### Extrait de page
Opinions

Marché du travail : les tendances de l’après-crise

Dr. Tawhid Chtioui
Président du groupe ISGA

Selon le HCP, l’économie nationale, après avoir créé 230.000 emplois sur la période 2020-2021, en a de nouveau perdu 58.000 entre T1-2021 et T1-2022. Si le taux de chômage global a légèrement diminué (12,1%), les diplômés de niveau supérieur, en revanche, ont vu leur taux de chômage progresser de 0,5 point à 26,7%. Pour mieux comprendre ces chiffres, il faut les mettre en perspective par rapport à la perte de 432.000 postes d’emploi en 2020, liée à la crise pandémique.

### Listes de régions d'éléments
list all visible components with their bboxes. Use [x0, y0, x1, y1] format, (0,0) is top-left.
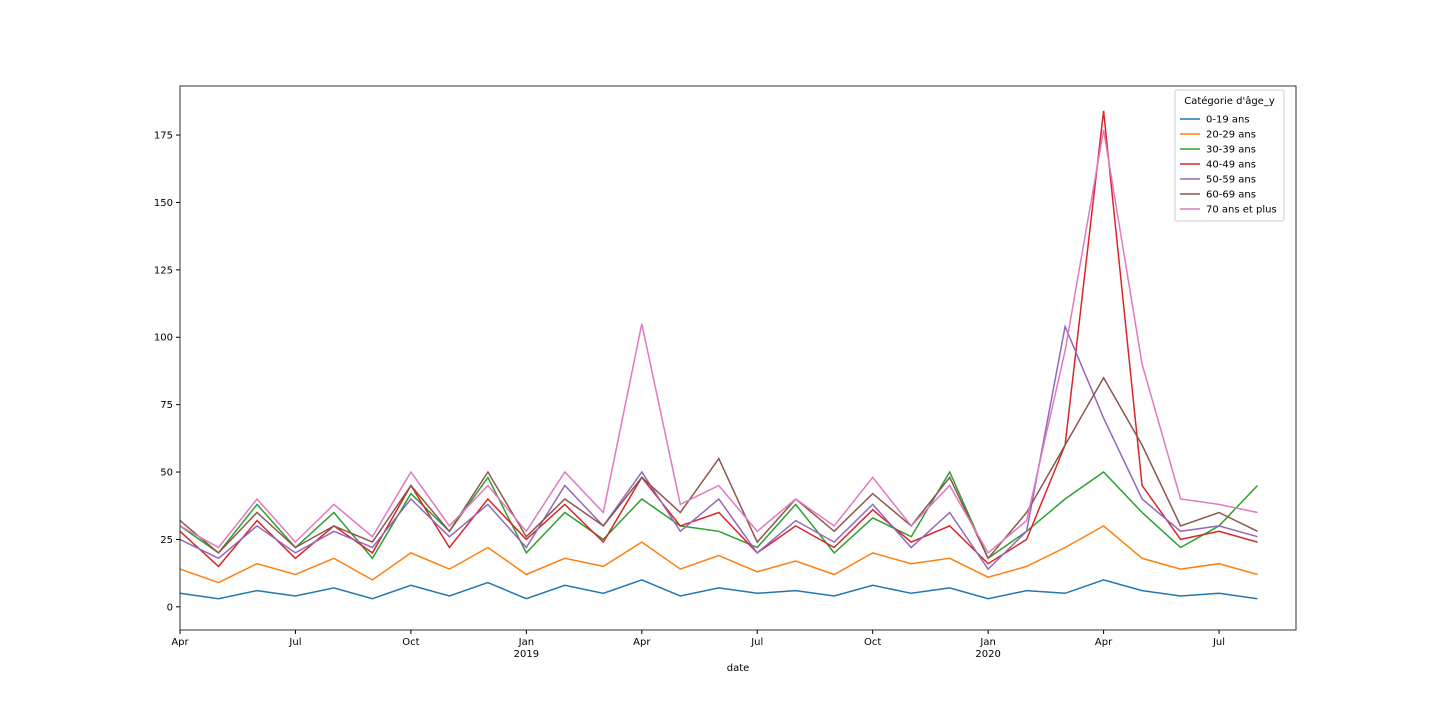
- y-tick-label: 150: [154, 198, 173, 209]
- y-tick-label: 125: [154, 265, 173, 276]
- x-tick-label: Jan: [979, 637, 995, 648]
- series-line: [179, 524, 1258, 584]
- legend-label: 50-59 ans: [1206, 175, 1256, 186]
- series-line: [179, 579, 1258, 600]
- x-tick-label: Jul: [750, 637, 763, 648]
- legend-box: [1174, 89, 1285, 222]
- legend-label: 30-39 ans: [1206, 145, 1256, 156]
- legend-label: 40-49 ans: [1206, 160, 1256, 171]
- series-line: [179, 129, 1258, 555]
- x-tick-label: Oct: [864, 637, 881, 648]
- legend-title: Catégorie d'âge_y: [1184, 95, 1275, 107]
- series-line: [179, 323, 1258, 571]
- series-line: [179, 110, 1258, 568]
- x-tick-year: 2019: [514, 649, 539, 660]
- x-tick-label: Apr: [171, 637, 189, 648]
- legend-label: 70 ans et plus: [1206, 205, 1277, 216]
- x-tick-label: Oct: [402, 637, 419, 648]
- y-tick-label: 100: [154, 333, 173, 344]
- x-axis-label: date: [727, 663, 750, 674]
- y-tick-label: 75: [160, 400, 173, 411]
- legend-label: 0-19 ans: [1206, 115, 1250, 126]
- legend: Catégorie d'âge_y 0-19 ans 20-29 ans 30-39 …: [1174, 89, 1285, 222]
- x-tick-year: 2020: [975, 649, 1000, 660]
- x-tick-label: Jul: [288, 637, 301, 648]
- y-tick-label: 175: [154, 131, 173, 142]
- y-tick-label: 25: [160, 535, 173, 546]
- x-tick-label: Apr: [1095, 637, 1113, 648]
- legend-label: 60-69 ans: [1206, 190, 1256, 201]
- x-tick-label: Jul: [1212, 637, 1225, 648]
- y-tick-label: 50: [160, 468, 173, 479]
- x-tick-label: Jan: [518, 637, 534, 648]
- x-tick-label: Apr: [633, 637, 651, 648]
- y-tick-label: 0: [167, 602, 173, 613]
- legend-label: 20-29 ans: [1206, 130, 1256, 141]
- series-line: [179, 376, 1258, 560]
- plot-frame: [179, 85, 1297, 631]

### Consigne
Ces affirmations concordent-elles avec l'extrait de page ? Répondez par oui ou non à chacune, en citant les mots décisifs de l'extrait.
1. Le taux de chômage global a augmenté.
2. Le taux de chômage des diplômés de niveau supérieur s'établit à 26,7 %.
3. L'économie nationale a perdu 58.000 emplois entre T1-2021 et T1-2022.

### Réponse
1. Non : « le taux de chômage global a légèrement diminué (12,1%) »
2. Oui : « ont vu leur taux de chômage progresser de 0,5 point à 26,7% »
3. Oui : « en a de nouveau perdu 58.000 entre T1-2021 et T1-2022 »